▶ **GOAL**
Retype, exactly as written, every line from the one containing "What data populates" through the last line of the records below, both included; skip the pictures.

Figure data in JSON
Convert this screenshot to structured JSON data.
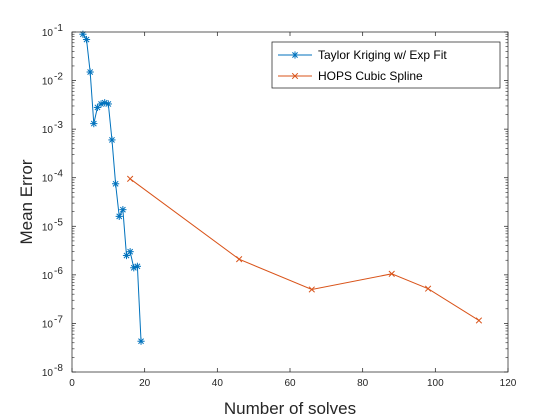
{
  "chart_data": {
    "type": "line",
    "title": "",
    "xlabel": "Number of solves",
    "ylabel": "Mean Error",
    "x_scale": "linear",
    "y_scale": "log",
    "xlim": [
      0,
      120
    ],
    "ylim": [
      1e-08,
      0.1
    ],
    "x_ticks": [
      0,
      20,
      40,
      60,
      80,
      100,
      120
    ],
    "y_ticks": [
      {
        "value": 1e-08,
        "base": "10",
        "exp": "-8"
      },
      {
        "value": 1e-07,
        "base": "10",
        "exp": "-7"
      },
      {
        "value": 1e-06,
        "base": "10",
        "exp": "-6"
      },
      {
        "value": 1e-05,
        "base": "10",
        "exp": "-5"
      },
      {
        "value": 0.0001,
        "base": "10",
        "exp": "-4"
      },
      {
        "value": 0.001,
        "base": "10",
        "exp": "-3"
      },
      {
        "value": 0.01,
        "base": "10",
        "exp": "-2"
      },
      {
        "value": 0.1,
        "base": "10",
        "exp": "-1"
      }
    ],
    "grid": false,
    "legend_position": "top-right",
    "series": [
      {
        "name": "Taylor Kriging w/ Exp Fit",
        "color": "#0072BD",
        "marker": "asterisk",
        "x": [
          3,
          4,
          5,
          6,
          7,
          8,
          9,
          10,
          11,
          12,
          13,
          14,
          15,
          16,
          17,
          18,
          19
        ],
        "y": [
          0.09,
          0.07,
          0.015,
          0.0013,
          0.0028,
          0.0033,
          0.0035,
          0.0033,
          0.0006,
          7.5e-05,
          1.6e-05,
          2.2e-05,
          2.5e-06,
          3e-06,
          1.4e-06,
          1.5e-06,
          4.3e-08
        ]
      },
      {
        "name": "HOPS Cubic Spline",
        "color": "#D95319",
        "marker": "x",
        "x": [
          16,
          46,
          66,
          88,
          98,
          112
        ],
        "y": [
          9.5e-05,
          2.1e-06,
          5e-07,
          1.05e-06,
          5.2e-07,
          1.15e-07
        ]
      }
    ]
  }
}
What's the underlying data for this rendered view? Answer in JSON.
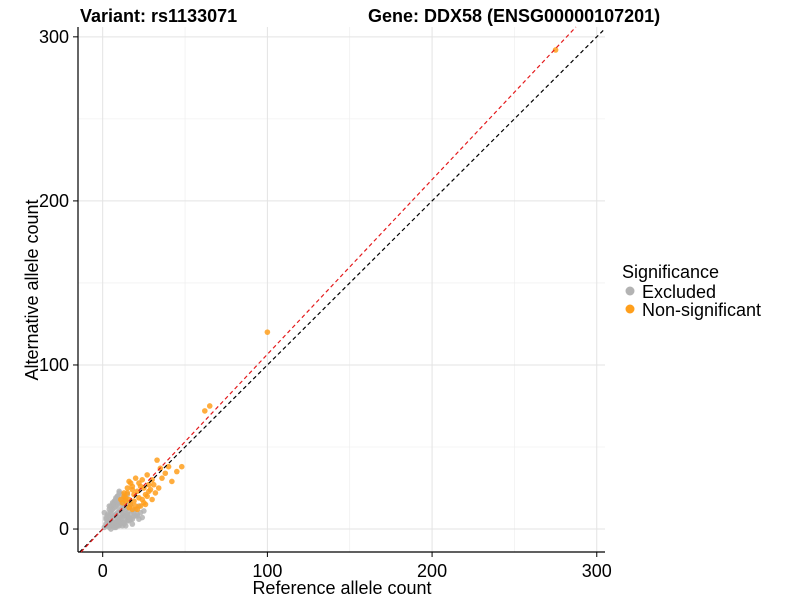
{
  "chart_data": {
    "type": "scatter",
    "title_left": "Variant: rs1133071",
    "title_right": "Gene: DDX58 (ENSG00000107201)",
    "xlabel": "Reference allele count",
    "ylabel": "Alternative allele count",
    "xlim": [
      -15,
      305
    ],
    "ylim": [
      -14,
      306
    ],
    "xticks": [
      0,
      100,
      200,
      300
    ],
    "yticks": [
      0,
      100,
      200,
      300
    ],
    "grid": true,
    "legend": {
      "title": "Significance",
      "position": "right",
      "entries": [
        {
          "label": "Excluded",
          "color": "#b3b3b3"
        },
        {
          "label": "Non-significant",
          "color": "#ff9f1c"
        }
      ]
    },
    "reference_lines": [
      {
        "name": "identity",
        "slope": 1.0,
        "intercept": 0,
        "color": "#000000",
        "dash": true
      },
      {
        "name": "fit",
        "slope": 1.065,
        "intercept": 0,
        "color": "#e41a1c",
        "dash": true
      }
    ],
    "series": [
      {
        "name": "Excluded",
        "color": "#b3b3b3",
        "x": [
          1,
          2,
          3,
          3,
          4,
          4,
          5,
          5,
          5,
          6,
          6,
          6,
          7,
          7,
          7,
          7,
          8,
          8,
          8,
          8,
          9,
          9,
          9,
          9,
          10,
          10,
          10,
          10,
          11,
          11,
          11,
          12,
          12,
          12,
          13,
          13,
          13,
          14,
          14,
          14,
          15,
          15,
          15,
          16,
          16,
          17,
          17,
          18,
          18,
          19,
          20,
          21,
          22,
          23,
          24,
          25,
          2,
          3,
          4,
          5,
          6,
          7,
          8,
          9,
          10,
          11,
          12,
          13,
          4,
          6,
          8,
          10,
          12,
          5,
          7,
          9,
          11,
          3,
          5,
          7,
          9,
          14,
          16,
          18,
          20,
          22,
          6,
          8,
          10,
          12,
          14,
          16,
          9,
          11,
          13,
          15,
          17,
          19,
          21,
          1,
          2,
          4
        ],
        "y": [
          1,
          3,
          2,
          5,
          4,
          8,
          3,
          6,
          10,
          2,
          7,
          12,
          4,
          8,
          13,
          16,
          3,
          9,
          14,
          18,
          5,
          10,
          15,
          20,
          2,
          7,
          12,
          22,
          6,
          11,
          17,
          4,
          9,
          14,
          3,
          8,
          19,
          6,
          12,
          16,
          5,
          10,
          21,
          7,
          13,
          9,
          15,
          6,
          11,
          8,
          12,
          9,
          14,
          10,
          7,
          11,
          6,
          9,
          12,
          14,
          16,
          17,
          19,
          20,
          23,
          18,
          21,
          13,
          1,
          2,
          1,
          3,
          2,
          0,
          1,
          2,
          4,
          8,
          11,
          4,
          6,
          2,
          5,
          3,
          8,
          6,
          15,
          18,
          16,
          10,
          8,
          6,
          5,
          7,
          4,
          9,
          6,
          11,
          8,
          10,
          7,
          14
        ]
      },
      {
        "name": "Non-significant",
        "color": "#ff9f1c",
        "x": [
          275,
          100,
          65,
          62,
          40,
          48,
          45,
          35,
          33,
          30,
          28,
          25,
          27,
          32,
          22,
          20,
          18,
          15,
          16,
          14,
          19,
          21,
          23,
          26,
          29,
          12,
          13,
          17,
          24,
          31,
          36,
          38,
          42,
          20,
          18,
          16,
          14,
          22,
          25,
          28,
          15,
          17,
          19,
          21,
          23,
          13,
          11,
          30,
          34,
          27,
          24,
          18,
          16,
          26
        ],
        "y": [
          292,
          120,
          75,
          72,
          38,
          38,
          35,
          37,
          42,
          30,
          27,
          25,
          20,
          22,
          28,
          31,
          24,
          22,
          18,
          19,
          17,
          23,
          26,
          21,
          24,
          16,
          20,
          15,
          18,
          27,
          31,
          34,
          29,
          14,
          12,
          13,
          17,
          19,
          16,
          23,
          25,
          28,
          21,
          12,
          14,
          22,
          18,
          18,
          25,
          33,
          30,
          26,
          29,
          15
        ]
      }
    ]
  }
}
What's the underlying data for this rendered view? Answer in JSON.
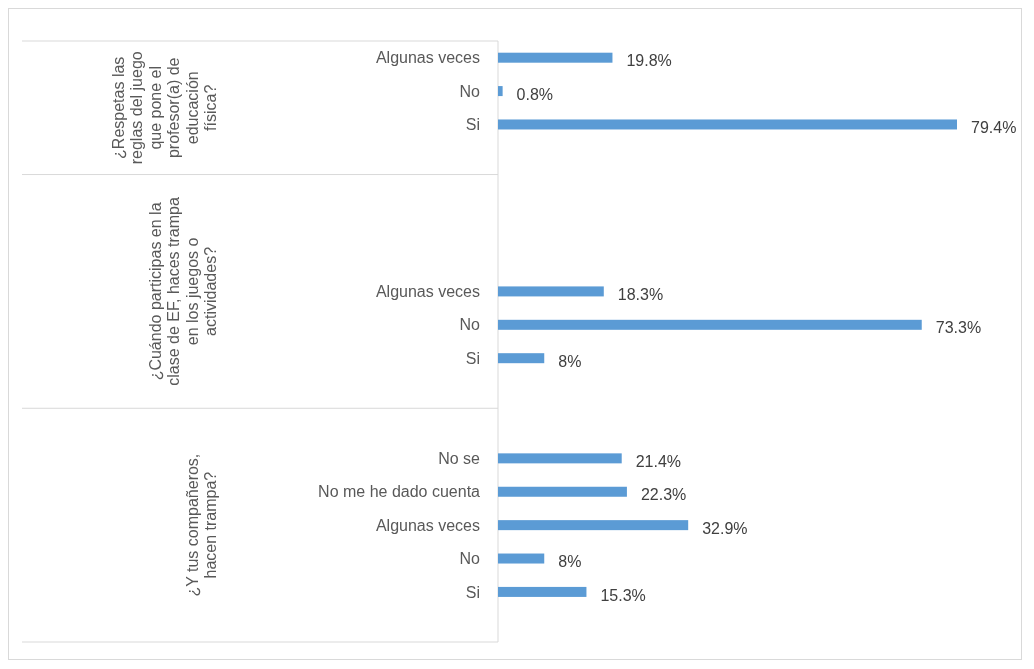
{
  "chart_data": {
    "type": "bar",
    "orientation": "horizontal",
    "categories": [
      "Algunas veces",
      "No",
      "Si",
      null,
      null,
      null,
      null,
      "Algunas veces",
      "No",
      "Si",
      null,
      null,
      "No se",
      "No me he dado cuenta",
      "Algunas veces",
      "No",
      "Si",
      null
    ],
    "values": [
      19.8,
      0.8,
      79.4,
      null,
      null,
      null,
      null,
      18.3,
      73.3,
      8,
      null,
      null,
      21.4,
      22.3,
      32.9,
      8,
      15.3,
      null
    ],
    "value_labels": [
      "19.8%",
      "0.8%",
      "79.4%",
      null,
      null,
      null,
      null,
      "18.3%",
      "73.3%",
      "8%",
      null,
      null,
      "21.4%",
      "22.3%",
      "32.9%",
      "8%",
      "15.3%",
      null
    ],
    "color": "#5b9bd5",
    "annotations": [
      "¿Respetas las reglas del juego que pone el profesor(a) de educación física?",
      "¿Cuándo participas en la clase de EF, haces trampa en los juegos o actividades?",
      "¿Y tus compañeros, hacen trampa?"
    ],
    "data_labels": false
  }
}
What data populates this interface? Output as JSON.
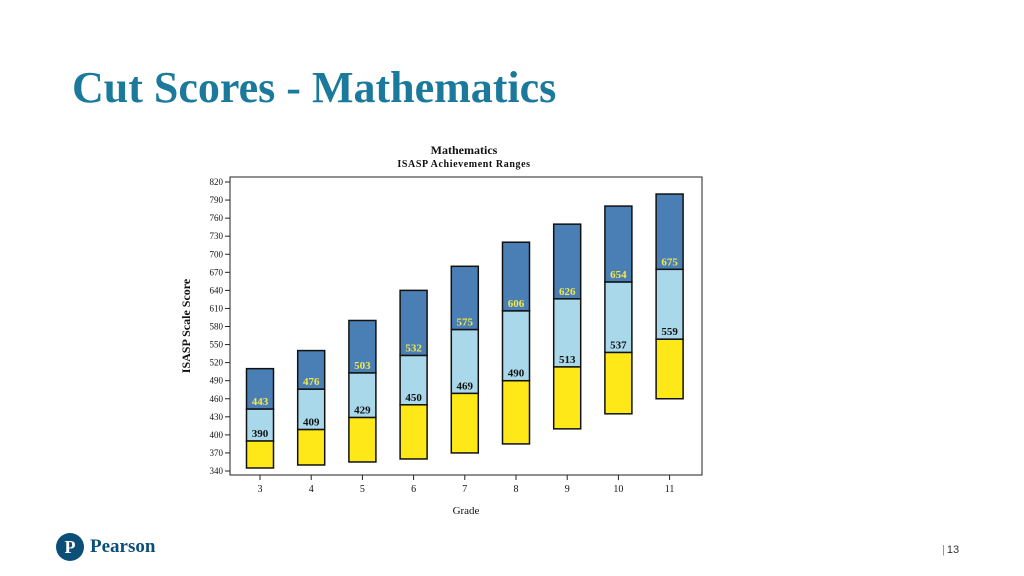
{
  "slide": {
    "title": "Cut Scores - Mathematics",
    "page_number": "13",
    "logo_text": "Pearson",
    "logo_letter": "P"
  },
  "chart_data": {
    "type": "bar",
    "subtype": "stacked-floating-range",
    "title": "Mathematics",
    "subtitle": "ISASP Achievement Ranges",
    "xlabel": "Grade",
    "ylabel": "ISASP Scale Score",
    "ylim": [
      340,
      820
    ],
    "yticks": [
      340,
      370,
      400,
      430,
      460,
      490,
      520,
      550,
      580,
      610,
      640,
      670,
      700,
      730,
      760,
      790,
      820
    ],
    "categories": [
      "3",
      "4",
      "5",
      "6",
      "7",
      "8",
      "9",
      "10",
      "11"
    ],
    "min": [
      345,
      350,
      355,
      360,
      370,
      385,
      410,
      435,
      460
    ],
    "cut_low": [
      390,
      409,
      429,
      450,
      469,
      490,
      513,
      537,
      559
    ],
    "cut_high": [
      443,
      476,
      503,
      532,
      575,
      606,
      626,
      654,
      675
    ],
    "max": [
      510,
      540,
      590,
      640,
      680,
      720,
      750,
      780,
      800
    ],
    "colors": {
      "low_band": "#ffe817",
      "mid_band": "#a8d8ea",
      "high_band": "#4a7fb5",
      "high_label": "#f2e84a",
      "mid_label": "#111111"
    },
    "grid": false,
    "legend": "none"
  }
}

▶ **REPLY TO THE EXERCISE**
What data populates this interface? Output as JSON.
{
  "slide": {
    "title": "Cut Scores - Mathematics",
    "page_number": "13",
    "logo_text": "Pearson",
    "logo_letter": "P"
  },
  "chart_data": {
    "type": "bar",
    "subtype": "stacked-floating-range",
    "title": "Mathematics",
    "subtitle": "ISASP Achievement Ranges",
    "xlabel": "Grade",
    "ylabel": "ISASP Scale Score",
    "ylim": [
      340,
      820
    ],
    "yticks": [
      340,
      370,
      400,
      430,
      460,
      490,
      520,
      550,
      580,
      610,
      640,
      670,
      700,
      730,
      760,
      790,
      820
    ],
    "categories": [
      "3",
      "4",
      "5",
      "6",
      "7",
      "8",
      "9",
      "10",
      "11"
    ],
    "min": [
      345,
      350,
      355,
      360,
      370,
      385,
      410,
      435,
      460
    ],
    "cut_low": [
      390,
      409,
      429,
      450,
      469,
      490,
      513,
      537,
      559
    ],
    "cut_high": [
      443,
      476,
      503,
      532,
      575,
      606,
      626,
      654,
      675
    ],
    "max": [
      510,
      540,
      590,
      640,
      680,
      720,
      750,
      780,
      800
    ],
    "colors": {
      "low_band": "#ffe817",
      "mid_band": "#a8d8ea",
      "high_band": "#4a7fb5",
      "high_label": "#f2e84a",
      "mid_label": "#111111"
    },
    "grid": false,
    "legend": "none"
  }
}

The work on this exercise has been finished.